In the entries that follow, find the word "Desktop" and report each line it is on.

— BEGIN —

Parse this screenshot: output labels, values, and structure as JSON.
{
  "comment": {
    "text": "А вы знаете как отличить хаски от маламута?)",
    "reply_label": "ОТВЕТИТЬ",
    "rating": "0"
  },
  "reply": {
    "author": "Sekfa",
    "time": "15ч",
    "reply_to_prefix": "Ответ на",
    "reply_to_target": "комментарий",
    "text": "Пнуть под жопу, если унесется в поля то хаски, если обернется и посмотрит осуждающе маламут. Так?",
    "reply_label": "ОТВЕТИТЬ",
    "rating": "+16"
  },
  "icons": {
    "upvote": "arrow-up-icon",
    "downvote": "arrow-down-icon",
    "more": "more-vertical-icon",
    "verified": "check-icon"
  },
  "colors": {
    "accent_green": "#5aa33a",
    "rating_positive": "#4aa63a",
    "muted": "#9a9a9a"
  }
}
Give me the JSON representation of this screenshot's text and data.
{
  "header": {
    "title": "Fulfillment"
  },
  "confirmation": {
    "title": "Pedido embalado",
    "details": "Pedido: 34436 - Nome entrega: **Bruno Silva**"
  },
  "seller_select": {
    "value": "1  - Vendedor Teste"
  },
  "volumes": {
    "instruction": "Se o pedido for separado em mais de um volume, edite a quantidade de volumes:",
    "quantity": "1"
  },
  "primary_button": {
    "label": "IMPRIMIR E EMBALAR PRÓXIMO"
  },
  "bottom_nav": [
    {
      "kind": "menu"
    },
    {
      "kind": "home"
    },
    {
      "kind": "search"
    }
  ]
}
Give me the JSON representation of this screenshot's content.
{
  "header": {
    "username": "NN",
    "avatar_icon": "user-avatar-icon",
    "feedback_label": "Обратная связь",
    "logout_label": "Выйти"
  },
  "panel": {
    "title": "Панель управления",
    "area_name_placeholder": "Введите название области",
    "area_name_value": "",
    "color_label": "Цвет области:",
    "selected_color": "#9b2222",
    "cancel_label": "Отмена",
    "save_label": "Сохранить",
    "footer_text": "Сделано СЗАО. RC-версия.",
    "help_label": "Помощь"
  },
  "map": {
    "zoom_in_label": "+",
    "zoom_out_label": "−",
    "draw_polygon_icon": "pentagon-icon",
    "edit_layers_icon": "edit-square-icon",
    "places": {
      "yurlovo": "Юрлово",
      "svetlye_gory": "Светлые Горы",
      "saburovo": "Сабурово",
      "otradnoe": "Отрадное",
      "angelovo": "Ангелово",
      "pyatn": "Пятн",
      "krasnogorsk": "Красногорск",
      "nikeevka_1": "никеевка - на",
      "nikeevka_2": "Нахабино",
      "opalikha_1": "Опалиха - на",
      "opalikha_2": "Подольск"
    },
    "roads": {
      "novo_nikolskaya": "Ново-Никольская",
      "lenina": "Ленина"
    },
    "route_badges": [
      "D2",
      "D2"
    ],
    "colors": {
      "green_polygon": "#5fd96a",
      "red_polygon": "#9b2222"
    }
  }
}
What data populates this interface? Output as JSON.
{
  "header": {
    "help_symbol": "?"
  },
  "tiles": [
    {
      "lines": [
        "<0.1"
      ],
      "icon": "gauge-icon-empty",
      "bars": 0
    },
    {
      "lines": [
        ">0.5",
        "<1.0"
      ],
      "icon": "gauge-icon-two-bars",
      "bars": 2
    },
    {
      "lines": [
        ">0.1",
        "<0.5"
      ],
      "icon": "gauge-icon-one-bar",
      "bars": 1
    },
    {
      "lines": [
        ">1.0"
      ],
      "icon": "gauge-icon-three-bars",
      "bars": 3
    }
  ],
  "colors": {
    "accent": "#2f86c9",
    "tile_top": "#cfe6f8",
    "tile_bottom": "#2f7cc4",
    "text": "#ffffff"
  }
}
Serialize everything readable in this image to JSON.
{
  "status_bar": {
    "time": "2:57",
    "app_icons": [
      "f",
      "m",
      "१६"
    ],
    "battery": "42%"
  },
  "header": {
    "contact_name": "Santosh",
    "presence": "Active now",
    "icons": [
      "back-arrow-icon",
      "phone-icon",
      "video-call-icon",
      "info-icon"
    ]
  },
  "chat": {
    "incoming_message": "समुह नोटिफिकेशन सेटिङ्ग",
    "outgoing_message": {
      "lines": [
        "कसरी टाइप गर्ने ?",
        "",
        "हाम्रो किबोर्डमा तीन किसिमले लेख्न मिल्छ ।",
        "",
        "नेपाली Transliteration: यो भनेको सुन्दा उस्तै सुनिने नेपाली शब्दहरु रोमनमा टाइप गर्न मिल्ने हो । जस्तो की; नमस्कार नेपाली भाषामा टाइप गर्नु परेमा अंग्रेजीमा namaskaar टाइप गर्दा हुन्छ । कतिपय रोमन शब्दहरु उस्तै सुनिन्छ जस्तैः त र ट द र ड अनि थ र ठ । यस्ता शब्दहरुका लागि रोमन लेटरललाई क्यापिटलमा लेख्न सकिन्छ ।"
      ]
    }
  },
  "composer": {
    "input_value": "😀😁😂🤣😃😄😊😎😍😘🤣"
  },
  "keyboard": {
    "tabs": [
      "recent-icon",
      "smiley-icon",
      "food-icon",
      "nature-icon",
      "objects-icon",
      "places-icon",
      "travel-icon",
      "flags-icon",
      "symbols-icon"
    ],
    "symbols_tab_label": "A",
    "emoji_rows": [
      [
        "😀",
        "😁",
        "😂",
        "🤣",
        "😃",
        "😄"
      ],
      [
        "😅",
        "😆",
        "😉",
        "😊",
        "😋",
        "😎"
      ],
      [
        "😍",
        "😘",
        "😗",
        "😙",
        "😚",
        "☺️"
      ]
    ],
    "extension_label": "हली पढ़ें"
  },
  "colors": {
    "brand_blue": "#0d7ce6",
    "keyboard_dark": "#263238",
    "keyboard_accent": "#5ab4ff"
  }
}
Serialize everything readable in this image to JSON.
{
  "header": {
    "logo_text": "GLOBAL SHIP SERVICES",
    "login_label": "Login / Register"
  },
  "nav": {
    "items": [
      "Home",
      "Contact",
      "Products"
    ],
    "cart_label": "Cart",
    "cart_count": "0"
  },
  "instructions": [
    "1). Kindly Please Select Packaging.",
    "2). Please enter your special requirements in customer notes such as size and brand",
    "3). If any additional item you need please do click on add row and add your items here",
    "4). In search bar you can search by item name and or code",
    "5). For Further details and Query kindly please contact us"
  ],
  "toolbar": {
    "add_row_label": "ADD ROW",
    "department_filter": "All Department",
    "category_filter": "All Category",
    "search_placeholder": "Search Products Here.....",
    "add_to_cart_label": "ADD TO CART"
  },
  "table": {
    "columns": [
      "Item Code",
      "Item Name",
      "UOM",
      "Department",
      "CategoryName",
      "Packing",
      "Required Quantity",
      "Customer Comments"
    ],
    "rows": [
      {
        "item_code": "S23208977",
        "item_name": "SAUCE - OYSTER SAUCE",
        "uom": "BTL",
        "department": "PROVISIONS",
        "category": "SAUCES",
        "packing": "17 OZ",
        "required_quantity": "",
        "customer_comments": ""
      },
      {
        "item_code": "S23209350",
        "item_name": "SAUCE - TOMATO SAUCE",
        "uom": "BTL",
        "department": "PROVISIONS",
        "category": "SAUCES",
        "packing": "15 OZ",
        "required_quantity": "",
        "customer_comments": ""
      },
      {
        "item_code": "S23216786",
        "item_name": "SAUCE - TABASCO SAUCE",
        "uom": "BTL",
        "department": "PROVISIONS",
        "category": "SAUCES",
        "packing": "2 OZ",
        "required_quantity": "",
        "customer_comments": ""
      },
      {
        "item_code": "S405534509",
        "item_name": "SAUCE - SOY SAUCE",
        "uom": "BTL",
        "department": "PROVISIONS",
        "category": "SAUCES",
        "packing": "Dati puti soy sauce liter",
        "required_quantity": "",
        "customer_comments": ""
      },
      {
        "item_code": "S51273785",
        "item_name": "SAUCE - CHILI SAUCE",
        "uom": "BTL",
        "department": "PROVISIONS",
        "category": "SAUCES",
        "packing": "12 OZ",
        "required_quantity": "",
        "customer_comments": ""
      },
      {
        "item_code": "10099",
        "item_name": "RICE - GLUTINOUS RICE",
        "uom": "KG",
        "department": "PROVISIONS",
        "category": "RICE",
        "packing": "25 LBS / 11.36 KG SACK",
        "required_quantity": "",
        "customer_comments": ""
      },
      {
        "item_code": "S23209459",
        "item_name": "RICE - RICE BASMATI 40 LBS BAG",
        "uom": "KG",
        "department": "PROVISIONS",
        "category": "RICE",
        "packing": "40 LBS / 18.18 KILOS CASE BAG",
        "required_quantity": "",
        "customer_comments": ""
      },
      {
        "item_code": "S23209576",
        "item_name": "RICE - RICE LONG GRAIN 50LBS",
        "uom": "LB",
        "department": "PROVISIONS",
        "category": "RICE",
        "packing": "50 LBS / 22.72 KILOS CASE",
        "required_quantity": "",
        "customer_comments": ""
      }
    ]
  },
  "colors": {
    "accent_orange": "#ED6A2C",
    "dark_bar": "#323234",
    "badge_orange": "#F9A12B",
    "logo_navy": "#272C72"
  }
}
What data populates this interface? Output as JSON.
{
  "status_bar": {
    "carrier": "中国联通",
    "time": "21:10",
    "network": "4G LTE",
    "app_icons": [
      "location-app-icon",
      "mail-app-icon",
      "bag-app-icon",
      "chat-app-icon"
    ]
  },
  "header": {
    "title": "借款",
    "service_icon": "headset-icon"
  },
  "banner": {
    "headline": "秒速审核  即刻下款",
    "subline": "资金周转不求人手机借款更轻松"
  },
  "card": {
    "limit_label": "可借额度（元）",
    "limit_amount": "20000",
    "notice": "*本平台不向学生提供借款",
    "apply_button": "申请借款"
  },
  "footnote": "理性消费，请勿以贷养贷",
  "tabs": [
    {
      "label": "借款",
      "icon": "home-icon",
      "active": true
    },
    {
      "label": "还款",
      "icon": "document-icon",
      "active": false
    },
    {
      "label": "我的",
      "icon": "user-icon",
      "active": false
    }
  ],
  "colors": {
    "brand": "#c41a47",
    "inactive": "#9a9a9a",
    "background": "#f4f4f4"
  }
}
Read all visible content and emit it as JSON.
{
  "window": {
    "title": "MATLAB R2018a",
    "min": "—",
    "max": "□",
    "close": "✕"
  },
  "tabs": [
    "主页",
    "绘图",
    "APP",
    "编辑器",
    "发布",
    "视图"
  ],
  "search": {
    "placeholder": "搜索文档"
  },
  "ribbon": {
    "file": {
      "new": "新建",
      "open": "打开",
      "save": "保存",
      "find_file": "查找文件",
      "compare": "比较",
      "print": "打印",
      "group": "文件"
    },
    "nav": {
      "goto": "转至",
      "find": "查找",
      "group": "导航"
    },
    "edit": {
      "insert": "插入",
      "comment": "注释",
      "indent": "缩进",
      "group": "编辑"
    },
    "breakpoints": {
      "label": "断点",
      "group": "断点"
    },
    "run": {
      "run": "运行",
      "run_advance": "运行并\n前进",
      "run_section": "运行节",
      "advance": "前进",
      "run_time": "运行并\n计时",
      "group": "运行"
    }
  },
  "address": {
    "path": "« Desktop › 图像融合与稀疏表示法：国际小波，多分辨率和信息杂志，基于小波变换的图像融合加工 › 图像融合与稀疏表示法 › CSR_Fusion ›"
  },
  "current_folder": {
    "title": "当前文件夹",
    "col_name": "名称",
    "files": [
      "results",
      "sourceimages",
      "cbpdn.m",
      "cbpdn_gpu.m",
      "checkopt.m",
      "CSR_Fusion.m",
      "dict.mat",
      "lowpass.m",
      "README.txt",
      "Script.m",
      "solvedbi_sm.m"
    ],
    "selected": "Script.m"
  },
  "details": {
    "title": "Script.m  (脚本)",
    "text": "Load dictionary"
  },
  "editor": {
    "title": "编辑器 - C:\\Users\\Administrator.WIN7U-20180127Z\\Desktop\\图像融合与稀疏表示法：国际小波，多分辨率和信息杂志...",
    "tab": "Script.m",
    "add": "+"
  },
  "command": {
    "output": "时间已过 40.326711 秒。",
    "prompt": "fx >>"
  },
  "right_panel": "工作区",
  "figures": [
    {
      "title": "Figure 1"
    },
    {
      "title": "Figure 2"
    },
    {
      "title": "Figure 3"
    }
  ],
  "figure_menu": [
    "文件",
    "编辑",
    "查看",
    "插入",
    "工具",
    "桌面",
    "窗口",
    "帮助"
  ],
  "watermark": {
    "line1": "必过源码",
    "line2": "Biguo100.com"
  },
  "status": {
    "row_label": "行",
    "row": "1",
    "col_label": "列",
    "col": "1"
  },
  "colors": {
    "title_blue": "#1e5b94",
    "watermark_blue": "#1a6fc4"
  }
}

— END —

▶ [Finished answer]:
    "path": "« Desktop › 图像融合与稀疏表示法：国际小波，多分辨率和信息杂志，基于小波变换的图像融合加工 › 图像融合与稀疏表示法 › CSR_Fusion ›"
    "title": "编辑器 - C:\\Users\\Administrator.WIN7U-20180127Z\\Desktop\\图像融合与稀疏表示法：国际小波，多分辨率和信息杂志...",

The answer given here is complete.